### WHAT TO WORK ON
Filter the entries and keep only the lines where the string "Metaphysicæ" appears.
* BEGIN DATA EXTRACT *
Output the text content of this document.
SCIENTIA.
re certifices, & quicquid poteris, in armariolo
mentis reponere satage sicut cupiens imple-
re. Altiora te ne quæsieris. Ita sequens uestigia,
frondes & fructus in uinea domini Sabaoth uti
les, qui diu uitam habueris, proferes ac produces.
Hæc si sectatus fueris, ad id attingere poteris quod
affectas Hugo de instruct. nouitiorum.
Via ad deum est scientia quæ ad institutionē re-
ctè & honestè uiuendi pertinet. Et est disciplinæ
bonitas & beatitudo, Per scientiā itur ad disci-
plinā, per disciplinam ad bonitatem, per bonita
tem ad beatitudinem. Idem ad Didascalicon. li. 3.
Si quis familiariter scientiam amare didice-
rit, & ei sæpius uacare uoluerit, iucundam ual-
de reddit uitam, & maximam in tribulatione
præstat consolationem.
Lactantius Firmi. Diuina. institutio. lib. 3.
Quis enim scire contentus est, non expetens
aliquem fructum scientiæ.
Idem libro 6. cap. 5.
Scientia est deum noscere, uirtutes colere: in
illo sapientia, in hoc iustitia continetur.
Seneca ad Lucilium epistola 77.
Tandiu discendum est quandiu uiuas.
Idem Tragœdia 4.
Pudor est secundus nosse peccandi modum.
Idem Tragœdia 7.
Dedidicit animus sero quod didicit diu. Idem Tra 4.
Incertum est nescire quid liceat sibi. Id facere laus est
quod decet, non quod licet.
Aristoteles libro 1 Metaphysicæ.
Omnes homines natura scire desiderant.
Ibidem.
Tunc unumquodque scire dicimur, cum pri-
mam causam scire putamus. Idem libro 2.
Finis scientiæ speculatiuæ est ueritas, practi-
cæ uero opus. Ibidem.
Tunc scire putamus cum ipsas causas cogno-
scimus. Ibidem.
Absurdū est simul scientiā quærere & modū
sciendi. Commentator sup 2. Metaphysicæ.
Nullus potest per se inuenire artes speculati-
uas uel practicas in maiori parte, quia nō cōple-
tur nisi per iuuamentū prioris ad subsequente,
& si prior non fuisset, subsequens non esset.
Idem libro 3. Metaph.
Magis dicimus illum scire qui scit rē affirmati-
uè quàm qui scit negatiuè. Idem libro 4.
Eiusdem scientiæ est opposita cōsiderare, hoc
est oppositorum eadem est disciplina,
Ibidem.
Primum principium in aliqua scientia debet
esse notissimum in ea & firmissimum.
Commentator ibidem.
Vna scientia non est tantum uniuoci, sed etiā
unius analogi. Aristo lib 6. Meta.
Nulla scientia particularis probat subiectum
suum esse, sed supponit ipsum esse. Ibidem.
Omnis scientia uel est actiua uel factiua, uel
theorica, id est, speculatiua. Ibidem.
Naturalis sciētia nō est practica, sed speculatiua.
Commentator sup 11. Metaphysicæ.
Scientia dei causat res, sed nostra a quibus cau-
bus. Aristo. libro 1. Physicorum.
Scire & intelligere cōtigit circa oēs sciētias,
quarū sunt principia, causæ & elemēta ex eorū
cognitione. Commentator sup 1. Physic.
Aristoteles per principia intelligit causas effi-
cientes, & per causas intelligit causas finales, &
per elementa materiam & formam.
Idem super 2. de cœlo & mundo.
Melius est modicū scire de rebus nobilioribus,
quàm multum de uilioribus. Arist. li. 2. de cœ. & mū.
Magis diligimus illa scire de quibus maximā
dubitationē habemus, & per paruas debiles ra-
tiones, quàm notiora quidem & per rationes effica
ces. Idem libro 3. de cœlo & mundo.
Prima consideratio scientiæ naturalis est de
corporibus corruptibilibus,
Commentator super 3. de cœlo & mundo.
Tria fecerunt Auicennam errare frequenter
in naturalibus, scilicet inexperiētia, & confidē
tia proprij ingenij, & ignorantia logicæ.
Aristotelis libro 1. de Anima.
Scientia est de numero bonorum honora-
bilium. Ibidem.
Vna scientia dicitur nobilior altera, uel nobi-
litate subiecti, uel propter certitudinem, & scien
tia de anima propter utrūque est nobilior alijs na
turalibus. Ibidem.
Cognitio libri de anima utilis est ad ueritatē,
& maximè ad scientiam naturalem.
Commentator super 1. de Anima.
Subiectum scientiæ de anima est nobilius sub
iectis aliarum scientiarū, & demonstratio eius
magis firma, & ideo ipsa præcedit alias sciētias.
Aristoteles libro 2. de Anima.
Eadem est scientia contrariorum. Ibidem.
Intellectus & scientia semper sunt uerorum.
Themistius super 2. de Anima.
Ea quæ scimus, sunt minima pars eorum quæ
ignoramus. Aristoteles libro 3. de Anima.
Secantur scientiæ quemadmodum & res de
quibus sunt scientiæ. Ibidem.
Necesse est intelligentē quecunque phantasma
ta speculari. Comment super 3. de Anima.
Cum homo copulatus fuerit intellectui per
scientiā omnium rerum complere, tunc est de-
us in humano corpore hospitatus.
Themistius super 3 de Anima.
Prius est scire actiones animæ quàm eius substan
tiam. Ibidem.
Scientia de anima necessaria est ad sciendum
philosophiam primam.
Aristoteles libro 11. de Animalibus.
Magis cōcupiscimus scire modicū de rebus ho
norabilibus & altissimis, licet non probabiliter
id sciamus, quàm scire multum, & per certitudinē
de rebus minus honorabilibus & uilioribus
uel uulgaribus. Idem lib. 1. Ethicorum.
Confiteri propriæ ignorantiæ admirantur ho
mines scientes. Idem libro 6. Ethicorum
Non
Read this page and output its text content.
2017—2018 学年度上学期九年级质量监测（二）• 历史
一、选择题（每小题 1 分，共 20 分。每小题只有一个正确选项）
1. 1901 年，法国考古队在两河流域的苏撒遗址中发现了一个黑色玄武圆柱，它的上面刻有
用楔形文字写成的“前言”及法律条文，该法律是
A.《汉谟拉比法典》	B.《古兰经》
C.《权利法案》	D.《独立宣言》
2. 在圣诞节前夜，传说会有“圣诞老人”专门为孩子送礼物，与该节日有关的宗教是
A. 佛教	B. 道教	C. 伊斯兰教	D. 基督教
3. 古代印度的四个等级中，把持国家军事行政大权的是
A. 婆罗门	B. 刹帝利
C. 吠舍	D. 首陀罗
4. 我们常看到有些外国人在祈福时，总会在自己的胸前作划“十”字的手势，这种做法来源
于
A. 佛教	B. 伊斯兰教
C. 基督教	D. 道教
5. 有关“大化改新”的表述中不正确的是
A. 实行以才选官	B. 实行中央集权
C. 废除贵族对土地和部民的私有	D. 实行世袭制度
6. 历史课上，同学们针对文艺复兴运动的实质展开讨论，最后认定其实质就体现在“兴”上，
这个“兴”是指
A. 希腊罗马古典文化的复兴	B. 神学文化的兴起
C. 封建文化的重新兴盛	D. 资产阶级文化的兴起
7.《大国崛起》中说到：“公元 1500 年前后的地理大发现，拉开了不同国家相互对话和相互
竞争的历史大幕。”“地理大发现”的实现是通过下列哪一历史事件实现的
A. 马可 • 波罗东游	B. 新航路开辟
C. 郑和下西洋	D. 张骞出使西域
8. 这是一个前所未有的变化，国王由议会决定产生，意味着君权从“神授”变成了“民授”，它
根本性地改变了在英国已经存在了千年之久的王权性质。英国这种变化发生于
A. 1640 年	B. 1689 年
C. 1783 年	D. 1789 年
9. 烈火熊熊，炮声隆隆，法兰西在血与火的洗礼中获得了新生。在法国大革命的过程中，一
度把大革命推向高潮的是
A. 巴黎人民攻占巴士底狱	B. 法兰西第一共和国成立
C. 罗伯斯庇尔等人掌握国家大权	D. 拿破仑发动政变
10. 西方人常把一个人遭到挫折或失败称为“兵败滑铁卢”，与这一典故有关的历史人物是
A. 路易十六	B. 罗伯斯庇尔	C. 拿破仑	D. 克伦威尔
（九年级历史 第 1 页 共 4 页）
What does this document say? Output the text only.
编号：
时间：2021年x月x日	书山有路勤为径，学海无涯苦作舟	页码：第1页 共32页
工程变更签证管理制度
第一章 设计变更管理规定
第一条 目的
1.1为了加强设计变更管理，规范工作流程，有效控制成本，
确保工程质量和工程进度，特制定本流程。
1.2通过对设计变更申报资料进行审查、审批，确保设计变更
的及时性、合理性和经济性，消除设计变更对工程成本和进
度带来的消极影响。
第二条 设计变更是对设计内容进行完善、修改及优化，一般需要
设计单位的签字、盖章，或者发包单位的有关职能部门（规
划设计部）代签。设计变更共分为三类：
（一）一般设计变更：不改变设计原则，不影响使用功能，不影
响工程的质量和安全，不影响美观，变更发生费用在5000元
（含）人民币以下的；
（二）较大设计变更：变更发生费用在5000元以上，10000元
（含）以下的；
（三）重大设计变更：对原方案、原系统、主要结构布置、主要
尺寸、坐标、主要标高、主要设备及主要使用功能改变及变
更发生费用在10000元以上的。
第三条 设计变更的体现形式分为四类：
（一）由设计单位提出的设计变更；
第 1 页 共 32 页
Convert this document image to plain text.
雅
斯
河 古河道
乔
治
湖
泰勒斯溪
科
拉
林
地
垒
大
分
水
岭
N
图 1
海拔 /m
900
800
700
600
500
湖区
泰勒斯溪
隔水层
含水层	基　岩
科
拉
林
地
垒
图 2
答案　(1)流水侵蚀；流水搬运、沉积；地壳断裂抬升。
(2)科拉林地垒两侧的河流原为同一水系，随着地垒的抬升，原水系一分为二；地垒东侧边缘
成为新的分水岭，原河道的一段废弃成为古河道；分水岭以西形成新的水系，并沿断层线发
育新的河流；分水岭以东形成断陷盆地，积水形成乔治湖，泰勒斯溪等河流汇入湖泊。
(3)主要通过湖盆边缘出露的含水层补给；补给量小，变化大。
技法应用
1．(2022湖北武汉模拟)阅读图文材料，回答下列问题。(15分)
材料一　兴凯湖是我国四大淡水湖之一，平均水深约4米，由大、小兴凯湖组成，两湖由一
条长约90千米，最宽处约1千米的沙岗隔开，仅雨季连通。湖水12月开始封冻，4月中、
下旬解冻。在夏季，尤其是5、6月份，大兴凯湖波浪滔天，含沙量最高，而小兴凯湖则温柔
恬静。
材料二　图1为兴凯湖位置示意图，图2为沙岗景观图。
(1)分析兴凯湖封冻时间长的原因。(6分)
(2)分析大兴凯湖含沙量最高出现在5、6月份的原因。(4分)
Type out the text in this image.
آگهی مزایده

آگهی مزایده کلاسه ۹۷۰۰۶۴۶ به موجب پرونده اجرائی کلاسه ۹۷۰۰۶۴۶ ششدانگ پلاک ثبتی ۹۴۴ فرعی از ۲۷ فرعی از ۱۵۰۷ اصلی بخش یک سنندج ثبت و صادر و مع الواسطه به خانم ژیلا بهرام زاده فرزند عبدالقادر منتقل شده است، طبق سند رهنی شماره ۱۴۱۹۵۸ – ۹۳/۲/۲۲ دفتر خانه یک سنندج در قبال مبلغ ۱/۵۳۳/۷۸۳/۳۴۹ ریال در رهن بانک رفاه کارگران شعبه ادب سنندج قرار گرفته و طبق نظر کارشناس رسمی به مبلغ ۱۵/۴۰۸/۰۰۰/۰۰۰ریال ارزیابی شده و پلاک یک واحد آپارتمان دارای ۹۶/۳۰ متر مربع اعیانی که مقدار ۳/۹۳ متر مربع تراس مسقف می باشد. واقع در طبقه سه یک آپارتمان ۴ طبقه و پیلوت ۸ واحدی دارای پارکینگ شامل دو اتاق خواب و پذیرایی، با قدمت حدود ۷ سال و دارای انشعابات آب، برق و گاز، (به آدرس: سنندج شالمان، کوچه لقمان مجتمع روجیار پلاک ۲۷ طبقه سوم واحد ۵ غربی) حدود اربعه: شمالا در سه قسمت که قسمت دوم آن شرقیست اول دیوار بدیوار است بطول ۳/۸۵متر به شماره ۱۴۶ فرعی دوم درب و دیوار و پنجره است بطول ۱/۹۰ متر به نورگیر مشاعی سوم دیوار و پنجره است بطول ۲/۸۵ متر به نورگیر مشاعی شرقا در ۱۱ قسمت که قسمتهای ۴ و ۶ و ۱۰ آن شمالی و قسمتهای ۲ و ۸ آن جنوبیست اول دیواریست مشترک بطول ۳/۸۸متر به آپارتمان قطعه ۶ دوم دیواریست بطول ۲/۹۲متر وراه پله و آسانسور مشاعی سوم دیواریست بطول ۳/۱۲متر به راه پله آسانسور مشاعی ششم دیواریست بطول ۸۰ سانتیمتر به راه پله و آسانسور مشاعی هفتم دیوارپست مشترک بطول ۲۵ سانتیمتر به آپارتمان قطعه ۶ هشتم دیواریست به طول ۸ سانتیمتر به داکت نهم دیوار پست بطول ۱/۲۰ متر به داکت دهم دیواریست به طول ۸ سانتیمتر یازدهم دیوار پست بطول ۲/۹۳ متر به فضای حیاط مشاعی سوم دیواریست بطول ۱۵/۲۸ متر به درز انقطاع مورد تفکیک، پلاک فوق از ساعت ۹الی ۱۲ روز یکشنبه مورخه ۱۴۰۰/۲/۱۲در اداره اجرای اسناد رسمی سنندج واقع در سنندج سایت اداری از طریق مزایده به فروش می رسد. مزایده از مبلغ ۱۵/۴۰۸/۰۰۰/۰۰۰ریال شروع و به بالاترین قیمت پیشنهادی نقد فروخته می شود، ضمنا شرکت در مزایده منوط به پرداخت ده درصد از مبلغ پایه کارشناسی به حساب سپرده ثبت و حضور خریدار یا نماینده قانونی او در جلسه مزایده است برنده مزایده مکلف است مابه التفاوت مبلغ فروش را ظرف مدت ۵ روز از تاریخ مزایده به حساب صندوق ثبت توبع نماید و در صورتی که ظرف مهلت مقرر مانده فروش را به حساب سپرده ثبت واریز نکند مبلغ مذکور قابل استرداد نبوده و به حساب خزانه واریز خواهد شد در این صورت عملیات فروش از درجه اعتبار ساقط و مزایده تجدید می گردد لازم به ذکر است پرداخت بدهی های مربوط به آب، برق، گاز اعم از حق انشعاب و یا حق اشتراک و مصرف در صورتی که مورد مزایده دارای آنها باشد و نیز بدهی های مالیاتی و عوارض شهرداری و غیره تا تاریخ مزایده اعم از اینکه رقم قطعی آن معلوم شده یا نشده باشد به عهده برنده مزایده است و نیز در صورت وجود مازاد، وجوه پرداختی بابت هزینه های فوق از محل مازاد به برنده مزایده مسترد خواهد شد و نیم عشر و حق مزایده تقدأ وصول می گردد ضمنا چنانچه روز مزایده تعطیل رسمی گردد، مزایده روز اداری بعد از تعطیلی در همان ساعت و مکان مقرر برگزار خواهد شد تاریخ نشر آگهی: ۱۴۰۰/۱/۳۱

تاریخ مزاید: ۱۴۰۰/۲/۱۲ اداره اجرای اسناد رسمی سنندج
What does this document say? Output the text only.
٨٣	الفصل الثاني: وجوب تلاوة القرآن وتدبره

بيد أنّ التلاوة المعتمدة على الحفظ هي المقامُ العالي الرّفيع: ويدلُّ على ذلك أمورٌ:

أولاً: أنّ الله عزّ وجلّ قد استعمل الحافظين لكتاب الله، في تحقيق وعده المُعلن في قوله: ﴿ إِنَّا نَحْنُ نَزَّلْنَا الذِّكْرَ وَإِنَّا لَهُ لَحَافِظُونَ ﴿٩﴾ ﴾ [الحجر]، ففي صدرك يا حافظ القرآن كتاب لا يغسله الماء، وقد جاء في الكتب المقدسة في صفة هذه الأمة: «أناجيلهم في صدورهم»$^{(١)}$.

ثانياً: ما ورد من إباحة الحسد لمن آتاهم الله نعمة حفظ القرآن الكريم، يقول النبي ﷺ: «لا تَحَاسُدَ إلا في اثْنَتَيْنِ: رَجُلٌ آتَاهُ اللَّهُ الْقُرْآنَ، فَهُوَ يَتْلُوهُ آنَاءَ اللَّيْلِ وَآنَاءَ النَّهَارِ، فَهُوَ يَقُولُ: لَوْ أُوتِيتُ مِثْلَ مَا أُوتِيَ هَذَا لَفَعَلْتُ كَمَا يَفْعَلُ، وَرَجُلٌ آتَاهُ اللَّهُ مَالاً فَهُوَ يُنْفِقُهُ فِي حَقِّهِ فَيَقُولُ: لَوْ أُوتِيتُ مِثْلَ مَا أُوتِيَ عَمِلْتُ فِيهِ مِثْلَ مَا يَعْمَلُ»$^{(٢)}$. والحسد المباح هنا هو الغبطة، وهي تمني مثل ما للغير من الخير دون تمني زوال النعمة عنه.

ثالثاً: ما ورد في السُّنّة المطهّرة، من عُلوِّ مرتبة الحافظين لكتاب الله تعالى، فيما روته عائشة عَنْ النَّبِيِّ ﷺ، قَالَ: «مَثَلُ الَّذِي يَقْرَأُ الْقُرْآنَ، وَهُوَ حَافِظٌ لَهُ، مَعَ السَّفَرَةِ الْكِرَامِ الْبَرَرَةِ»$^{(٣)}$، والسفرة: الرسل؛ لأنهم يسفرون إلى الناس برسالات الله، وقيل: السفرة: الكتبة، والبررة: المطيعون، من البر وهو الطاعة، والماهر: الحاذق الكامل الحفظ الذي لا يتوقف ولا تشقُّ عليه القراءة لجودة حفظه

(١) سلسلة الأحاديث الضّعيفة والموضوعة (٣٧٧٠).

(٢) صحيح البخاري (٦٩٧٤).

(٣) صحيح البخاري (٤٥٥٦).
* END DATA EXTRACT *
### FINAL ANSWER
Aristoteles libro 1 Metaphysicæ.
sciendi. Commentator sup 2. Metaphysicæ.
Commentator sup 11. Metaphysicæ.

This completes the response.